Task: Rewrite every line of the records below as a Markdown table with the columns "Row" and "Line", numbering the rows and skipping blank lines. Leave the pictures out of the table.

Stored items:
-- Begin --
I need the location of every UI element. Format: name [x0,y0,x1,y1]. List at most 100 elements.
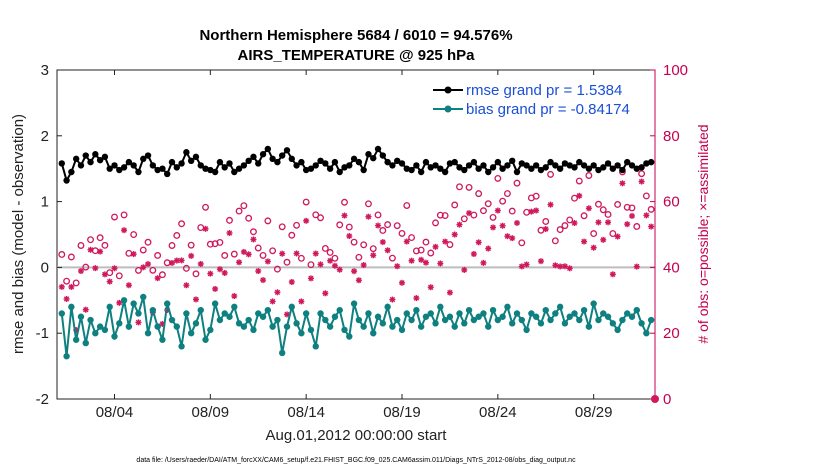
rmse-point [106,165,113,172]
assimilated-obs-marker [432,243,439,250]
possible-obs-marker [499,197,507,205]
assimilated-obs-marker [480,259,487,266]
bias-point [647,316,655,324]
possible-obs-marker [63,277,71,285]
bias-point [532,313,540,320]
y-tick-label: 0 [41,259,49,276]
rmse-point [82,152,89,159]
asterisk-stroke [380,239,386,245]
rmse-point [451,158,458,166]
possible-obs-marker [240,202,248,210]
assimilated-obs-marker [600,236,607,243]
possible-obs-marker [403,202,411,209]
possible-obs-marker [307,261,315,269]
rmse-point [72,155,80,163]
asterisk-stroke [610,271,616,278]
rmse-point [274,158,281,166]
rmse-point [231,168,238,176]
bias-point [58,310,65,317]
bias-point [633,306,640,314]
asterisk-stroke [365,213,372,220]
assimilated-obs-marker [585,205,592,212]
rmse-point [552,162,559,169]
bias-point [341,326,348,334]
possible-obs-marker [187,241,195,249]
possible-obs-marker [436,211,444,219]
possible-obs-marker [489,213,497,221]
possible-obs-marker [633,223,641,230]
asterisk-stroke [226,230,233,236]
possible-obs-marker [556,226,564,234]
rmse-point [322,160,329,167]
y2-tick-label: 20 [663,325,680,342]
asterisk-stroke [332,263,338,269]
asterisk-stroke [447,289,453,296]
assimilated-obs-marker [188,252,195,259]
bias-point [465,306,473,314]
possible-obs-marker [628,204,636,212]
rmse-point [561,160,569,167]
bias-point [590,300,597,307]
bias-point [68,303,75,311]
asterisk-stroke [423,259,429,266]
possible-obs-marker [293,221,301,229]
assimilated-obs-marker [331,262,338,269]
assimilated-obs-marker [125,282,132,289]
asterisk-stroke [279,250,285,257]
asterisk-stroke [638,178,645,185]
bias-point [101,326,109,334]
bias-point [326,323,334,330]
bias-point [475,313,482,320]
asterisk-stroke [87,247,94,253]
possible-obs-marker [575,177,583,185]
bias-point [417,323,425,330]
possible-obs-marker [273,265,281,273]
rmse-point [441,168,449,176]
asterisk-stroke [202,226,209,232]
possible-obs-marker [614,201,622,208]
x-tick-label: 08/19 [383,404,421,421]
asterisk-stroke [212,286,218,292]
asterisk-stroke [188,253,194,259]
asterisk-stroke [519,263,525,270]
legend-box [428,77,652,119]
bias-point [456,310,463,317]
asterisk-stroke [236,259,242,265]
rmse-point [68,168,75,176]
assimilated-obs-marker [605,219,612,226]
asterisk-stroke [634,263,640,270]
possible-obs-marker [283,258,291,266]
bias-point [302,310,310,317]
bias-point [231,303,238,311]
bias-point [178,343,185,350]
assimilated-obs-marker [490,224,497,231]
rmse-point [216,158,224,166]
possible-obs-marker [269,247,277,255]
asterisk-stroke [590,245,597,251]
assimilated-obs-marker [576,192,583,199]
assimilated-obs-marker [595,219,602,226]
possible-obs-marker [451,201,459,209]
assimilated-obs-marker [116,299,123,306]
asterisk-stroke [571,220,578,226]
possible-obs-marker [384,221,392,229]
bias-point [437,303,444,311]
bias-point [374,313,382,320]
rmse-point [427,164,434,171]
asterisk-stroke [538,258,544,264]
possible-obs-marker [264,217,272,225]
assimilated-obs-marker [221,269,228,276]
y2-zero-marker [651,395,659,403]
assimilated-obs-marker [240,248,247,255]
rmse-point [207,166,214,174]
possible-obs-marker [245,214,253,222]
bias-point [379,320,387,327]
rmse-point [374,145,382,153]
possible-obs-marker [182,264,190,272]
asterisk-stroke [552,262,559,269]
possible-obs-marker [604,211,612,218]
rmse-point [346,162,353,169]
asterisk-stroke [567,265,573,272]
assimilated-obs-marker [590,244,597,251]
asterisk-stroke [428,284,434,290]
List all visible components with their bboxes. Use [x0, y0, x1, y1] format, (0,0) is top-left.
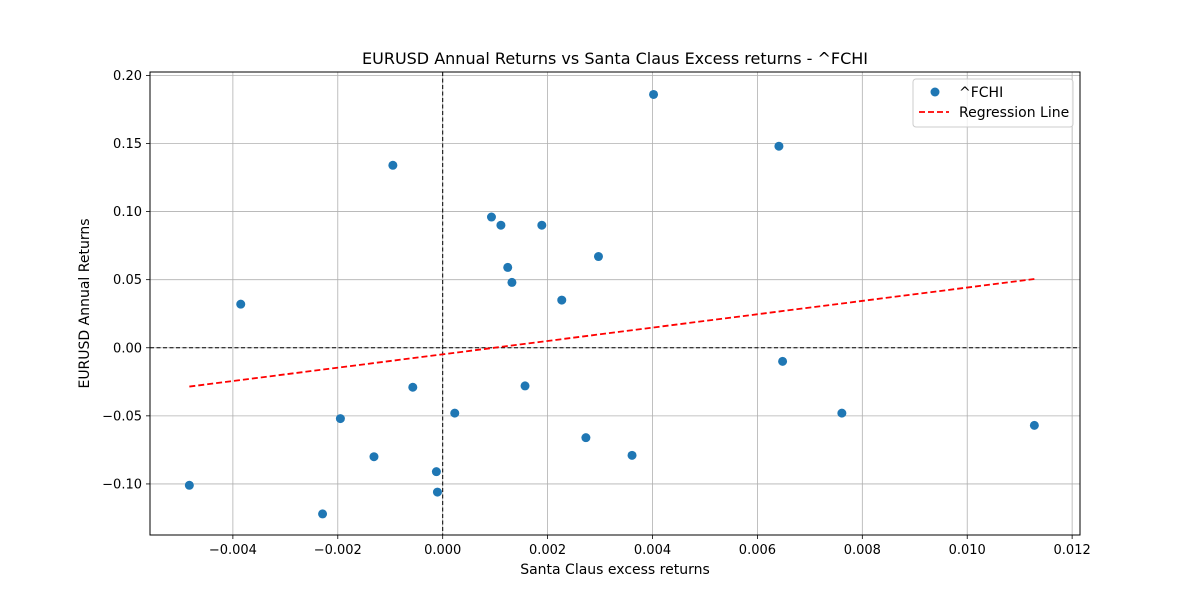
data-layer [184, 89, 1039, 519]
data-point [432, 487, 442, 497]
data-point [520, 381, 530, 391]
y-axis-label: EURUSD Annual Returns [77, 218, 93, 388]
data-point [537, 220, 547, 230]
data-point [496, 220, 506, 230]
y-tick-label: 0.15 [113, 137, 142, 152]
x-tick-label: 0.012 [1054, 543, 1091, 558]
grid [150, 72, 1080, 535]
y-tick-label: 0.10 [113, 205, 142, 220]
x-axis-label: Santa Claus excess returns [520, 562, 710, 578]
data-point [408, 382, 418, 392]
data-point [778, 356, 788, 366]
ticks: −0.004 −0.002 0.000 0.002 0.004 0.006 0.008 0.0… [102, 69, 1091, 558]
x-tick-label: 0.002 [529, 543, 566, 558]
plot-frame [149, 71, 1081, 536]
x-tick-label: 0.010 [949, 543, 986, 558]
data-point [581, 433, 591, 443]
data-point [236, 299, 246, 309]
data-point [837, 408, 847, 418]
legend: ^FCHI Regression Line [912, 78, 1074, 128]
y-tick-label: −0.05 [102, 409, 142, 424]
data-point [503, 262, 513, 272]
data-point [627, 450, 637, 460]
legend-box [912, 78, 1074, 128]
x-tick-label: 0.004 [634, 543, 671, 558]
data-point [486, 212, 496, 222]
data-point [593, 252, 603, 262]
data-point [557, 295, 567, 305]
x-tick-label: −0.002 [314, 543, 362, 558]
regression-line [189, 278, 1035, 388]
data-point [450, 408, 460, 418]
data-point [507, 277, 517, 287]
y-tick-label: 0.20 [113, 69, 142, 84]
x-tick-label: 0.000 [424, 543, 461, 558]
data-point [1029, 420, 1039, 430]
chart-title: EURUSD Annual Returns vs Santa Claus Exc… [362, 49, 868, 68]
data-point [318, 509, 328, 519]
y-tick-label: 0.05 [113, 273, 142, 288]
data-point [649, 89, 659, 99]
x-tick-label: 0.006 [739, 543, 776, 558]
x-tick-label: 0.008 [844, 543, 881, 558]
data-point [388, 160, 398, 170]
data-point [335, 414, 345, 424]
reference-lines [150, 72, 1080, 535]
legend-label-regression: Regression Line [959, 105, 1069, 121]
legend-scatter-marker [930, 87, 940, 97]
data-point [431, 467, 441, 477]
data-point [184, 480, 194, 490]
x-tick-label: −0.004 [209, 543, 257, 558]
data-point [369, 452, 379, 462]
legend-label-scatter: ^FCHI [959, 85, 1003, 101]
y-tick-label: 0.00 [113, 341, 142, 356]
data-point [774, 141, 784, 151]
y-tick-label: −0.10 [102, 477, 142, 492]
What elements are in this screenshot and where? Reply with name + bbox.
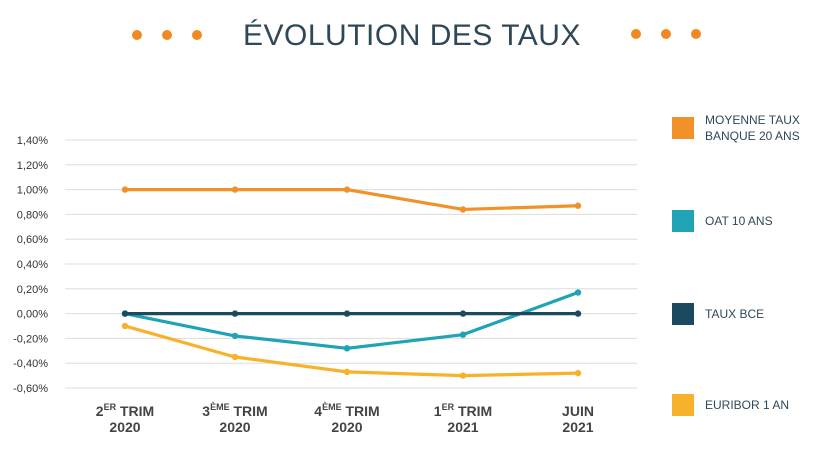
-- End --
Output:
| Row | Line |
|---|---|
| 1 | I need the location of every UI element. Format: name [x0,y0,x1,y1]. List at most 100 elements. |
| 2 | rmse-point [106,165,113,172] |
| 3 | assimilated-obs-marker [432,243,439,250] |
| 4 | possible-obs-marker [499,197,507,205] |
| 5 | assimilated-obs-marker [480,259,487,266] |
| 6 | bias-point [647,316,655,324] |
| 7 | possible-obs-marker [63,277,71,285] |
| 8 | bias-point [532,313,540,320] |
| 9 | y-tick-label: 0 [41,259,49,276] |
| 10 | rmse-point [82,152,89,159] |
| 11 | asterisk-stroke [380,239,386,245] |
| 12 | rmse-point [451,158,458,166] |
| 13 | possible-obs-marker [240,202,248,210] |
| 14 | assimilated-obs-marker [600,236,607,243] |
| 15 | possible-obs-marker [403,202,411,209] |
| 16 | possible-obs-marker [307,261,315,269] |
| 17 | rmse-point [72,155,80,163] |
| 18 | asterisk-stroke [610,271,616,278] |
| 19 | rmse-point [274,158,281,166] |
| 20 | rmse-point [231,168,238,176] |
| 21 | bias-point [58,310,65,317] |
| 22 | bias-point [633,306,640,314] |
| 23 | asterisk-stroke [365,213,372,220] |
| 24 | assimilated-obs-marker [585,205,592,212] |
| 25 | rmse-point [552,162,559,169] |
| 26 | bias-point [341,326,348,334] |
| 27 | possible-obs-marker [187,241,195,249] |
| 28 | possible-obs-marker [436,211,444,219] |
| 29 | possible-obs-marker [489,213,497,221] |
| 30 | possible-obs-marker [633,223,641,230] |
| 31 | asterisk-stroke [226,230,233,236] |
| 32 | possible-obs-marker [556,226,564,234] |
| 33 | rmse-point [322,160,329,167] |
| 34 | y2-tick-label: 20 [663,325,680,342] |
| 35 | asterisk-stroke [332,263,338,269] |
| 36 | asterisk-stroke [447,289,453,296] |
| 37 | assimilated-obs-marker [188,252,195,259] |
| 38 | bias-point [465,306,473,314] |
| 39 | possible-obs-marker [628,204,636,212] |
| 40 | rmse-point [561,160,569,167] |
| 41 | bias-point [590,300,597,307] |
| 42 | bias-point [68,303,75,311] |
| 43 | asterisk-stroke [423,259,429,266] |
| 44 | possible-obs-marker [293,221,301,229] |
| 45 | assimilated-obs-marker [331,262,338,269] |
| 46 | assimilated-obs-marker [125,282,132,289] |
| 47 | asterisk-stroke [279,250,285,257] |
| 48 | asterisk-stroke [638,178,645,185] |
| 49 | bias-point [101,326,109,334] |
| 50 | bias-point [326,323,334,330] |
| 51 | bias-point [475,313,482,320] |
| 52 | asterisk-stroke [87,247,94,253] |
| 53 | possible-obs-marker [575,177,583,185] |
| 54 | bias-point [417,323,425,330] |
| 55 | possible-obs-marker [273,265,281,273] |
| 56 | rmse-point [441,168,449,176] |
| 57 | asterisk-stroke [202,226,209,232] |
| 58 | possible-obs-marker [614,201,622,208] |
| 59 | x-tick-label: 08/19 [383,404,421,421] |
| 60 | asterisk-stroke [212,286,218,292] |
| 61 | asterisk-stroke [188,253,194,259] |
| 62 | asterisk-stroke [519,263,525,270] |
| 63 | legend-box [428,77,652,119] |
| 64 | bias-point [456,310,463,317] |
| 65 | asterisk-stroke [236,259,242,265] |
| 66 | rmse-point [68,168,75,176] |
| 67 | assimilated-obs-marker [605,219,612,226] |
| 68 | asterisk-stroke [634,263,640,270] |
| 69 | possible-obs-marker [283,258,291,266] |
| 70 | bias-point [302,310,310,317] |
| 71 | bias-point [231,303,238,311] |
| 72 | bias-point [178,343,185,350] |
| 73 | assimilated-obs-marker [490,224,497,231] |
| 74 | rmse-point [216,158,224,166] |
| 75 | possible-obs-marker [269,247,277,255] |
| 76 | asterisk-stroke [590,245,597,251] |
| 77 | assimilated-obs-marker [576,192,583,199] |
| 78 | assimilated-obs-marker [595,219,602,226] |
| 79 | possible-obs-marker [451,201,459,209] |
| 80 | assimilated-obs-marker [116,299,123,306] |
| 81 | asterisk-stroke [571,220,578,226] |
| 82 | possible-obs-marker [384,221,392,229] |
| 83 | bias-point [437,303,444,311] |
| 84 | bias-point [374,313,382,320] |
| 85 | rmse-point [427,164,434,171] |
| 86 | asterisk-stroke [538,258,544,264] |
| 87 | possible-obs-marker [264,217,272,225] |
| 88 | assimilated-obs-marker [221,269,228,276] |
| 89 | y2-zero-marker [651,395,659,403] |
| 90 | assimilated-obs-marker [240,248,247,255] |
| 91 | rmse-point [207,166,214,174] |
| 92 | possible-obs-marker [245,214,253,222] |
| 93 | bias-point [379,320,387,327] |
| 94 | rmse-point [374,145,382,153] |
| 95 | possible-obs-marker [182,264,190,272] |
| 96 | asterisk-stroke [552,262,559,269] |
| 97 | possible-obs-marker [604,211,612,218] |
| 98 | rmse-point [346,162,353,169] |
| 99 | asterisk-stroke [567,265,573,272] |
| 100 | assimilated-obs-marker [590,244,597,251] |
| 101 | asterisk-stroke [428,284,434,290] |
| 102 | List all visible components with their bboxes. Use [x0, y0, x1, y1] format, (0,0) is top-left. |
| 103 | data-layer [184, 89, 1039, 519] |
| 104 | data-point [432, 487, 442, 497] |
| 105 | data-point [520, 381, 530, 391] |
| 106 | y-axis-label: EURUSD Annual Returns [77, 218, 93, 388] |
| 107 | data-point [537, 220, 547, 230] |
| 108 | data-point [496, 220, 506, 230] |
| 109 | y-tick-label: 0.15 [113, 137, 142, 152] |
| 110 | x-tick-label: 0.012 [1054, 543, 1091, 558] |
| 111 | grid [150, 72, 1080, 535] |
| 112 | y-tick-label: 0.10 [113, 205, 142, 220] |
| 113 | x-axis-label: Santa Claus excess returns [520, 562, 710, 578] |
| 114 | data-point [408, 382, 418, 392] |
| 115 | data-point [778, 356, 788, 366] |
| 116 | ticks: −0.004 −0.002 0.000 0.002 0.004 0.006 0.008 0.0… [102, 69, 1091, 558] |
| 117 | x-tick-label: 0.002 [529, 543, 566, 558] |
| 118 | plot-frame [149, 71, 1081, 536] |
| 119 | x-tick-label: 0.010 [949, 543, 986, 558] |
| 120 | data-point [581, 433, 591, 443] |
| 121 | data-point [236, 299, 246, 309] |
| 122 | data-point [837, 408, 847, 418] |
| 123 | legend: ^FCHI Regression Line [912, 78, 1074, 128] |
| 124 | y-tick-label: −0.05 [102, 409, 142, 424] |
| 125 | data-point [503, 262, 513, 272] |
| 126 | data-point [627, 450, 637, 460] |
| 127 | legend-box [912, 78, 1074, 128] |
| 128 | x-tick-label: 0.004 [634, 543, 671, 558] |
| 129 | data-point [486, 212, 496, 222] |
| 130 | data-point [593, 252, 603, 262] |
| 131 | data-point [557, 295, 567, 305] |
| 132 | x-tick-label: −0.002 [314, 543, 362, 558] |
| 133 | regression-line [189, 278, 1035, 388] |
| 134 | data-point [450, 408, 460, 418] |
| 135 | data-point [507, 277, 517, 287] |
| 136 | y-tick-label: 0.20 [113, 69, 142, 84] |
| 137 | x-tick-label: 0.000 [424, 543, 461, 558] |
| 138 | data-point [1029, 420, 1039, 430] |
| 139 | chart-title: EURUSD Annual Returns vs Santa Claus Exc… [362, 49, 868, 68] |
| 140 | data-point [318, 509, 328, 519] |
| 141 | y-tick-label: 0.05 [113, 273, 142, 288] |
| 142 | data-point [649, 89, 659, 99] |
| 143 | x-tick-label: 0.006 [739, 543, 776, 558] |
| 144 | x-tick-label: 0.008 [844, 543, 881, 558] |
| 145 | data-point [388, 160, 398, 170] |
| 146 | data-point [335, 414, 345, 424] |
| 147 | reference-lines [150, 72, 1080, 535] |
| 148 | legend-label-regression: Regression Line [959, 105, 1069, 121] |
| 149 | legend-scatter-marker [930, 87, 940, 97] |
| 150 | data-point [431, 467, 441, 477] |
| 151 | data-point [184, 480, 194, 490] |
| 152 | x-tick-label: −0.004 [209, 543, 257, 558] |
| 153 | data-point [369, 452, 379, 462] |
| 154 | legend-label-scatter: ^FCHI [959, 85, 1003, 101] |
| 155 | y-tick-label: 0.00 [113, 341, 142, 356] |
| 156 | data-point [774, 141, 784, 151] |
| 157 | y-tick-label: −0.10 [102, 477, 142, 492] |
| 158 | What elements are in this screenshot and where? Reply with name + bbox. |